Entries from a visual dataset

○ ○ ○

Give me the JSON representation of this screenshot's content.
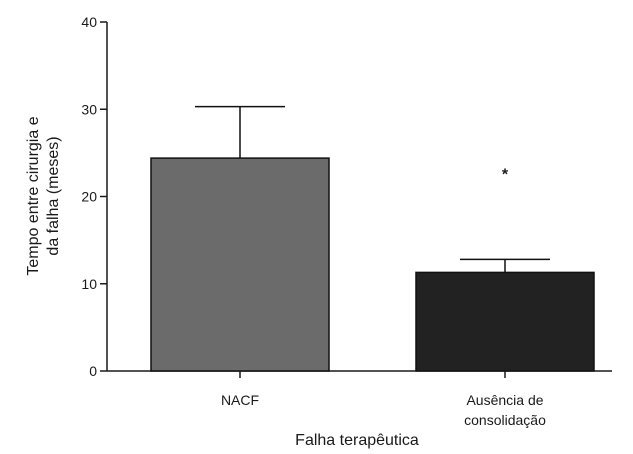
{
  "chart_data": {
    "type": "bar",
    "categories": [
      [
        "NACF"
      ],
      [
        "Ausência de",
        "consolidação"
      ]
    ],
    "values": [
      24.4,
      11.3
    ],
    "error_upper": [
      30.3,
      12.8
    ],
    "bar_colors": [
      "#6b6b6b",
      "#222222"
    ],
    "axis_color": "#1a1a1a",
    "xlabel": "Falha terapêutica",
    "ylabel": [
      "Tempo entre cirurgia e",
      "da falha (meses)"
    ],
    "ylim": [
      0,
      40
    ],
    "yticks": [
      0,
      10,
      20,
      30,
      40
    ],
    "annotations": [
      {
        "category_index": 1,
        "text": "*",
        "y": 23
      }
    ],
    "grid": false,
    "legend": "none"
  }
}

○ ○ ○

Directions → Quote the material in full and exactly; do not carry over its pictures.

Answer to this exercise →
Give me the JSON representation of this screenshot's content.
{
  "chart_data": {
    "type": "bar",
    "categories": [
      [
        "NACF"
      ],
      [
        "Ausência de",
        "consolidação"
      ]
    ],
    "values": [
      24.4,
      11.3
    ],
    "error_upper": [
      30.3,
      12.8
    ],
    "bar_colors": [
      "#6b6b6b",
      "#222222"
    ],
    "axis_color": "#1a1a1a",
    "xlabel": "Falha terapêutica",
    "ylabel": [
      "Tempo entre cirurgia e",
      "da falha (meses)"
    ],
    "ylim": [
      0,
      40
    ],
    "yticks": [
      0,
      10,
      20,
      30,
      40
    ],
    "annotations": [
      {
        "category_index": 1,
        "text": "*",
        "y": 23
      }
    ],
    "grid": false,
    "legend": "none"
  }
}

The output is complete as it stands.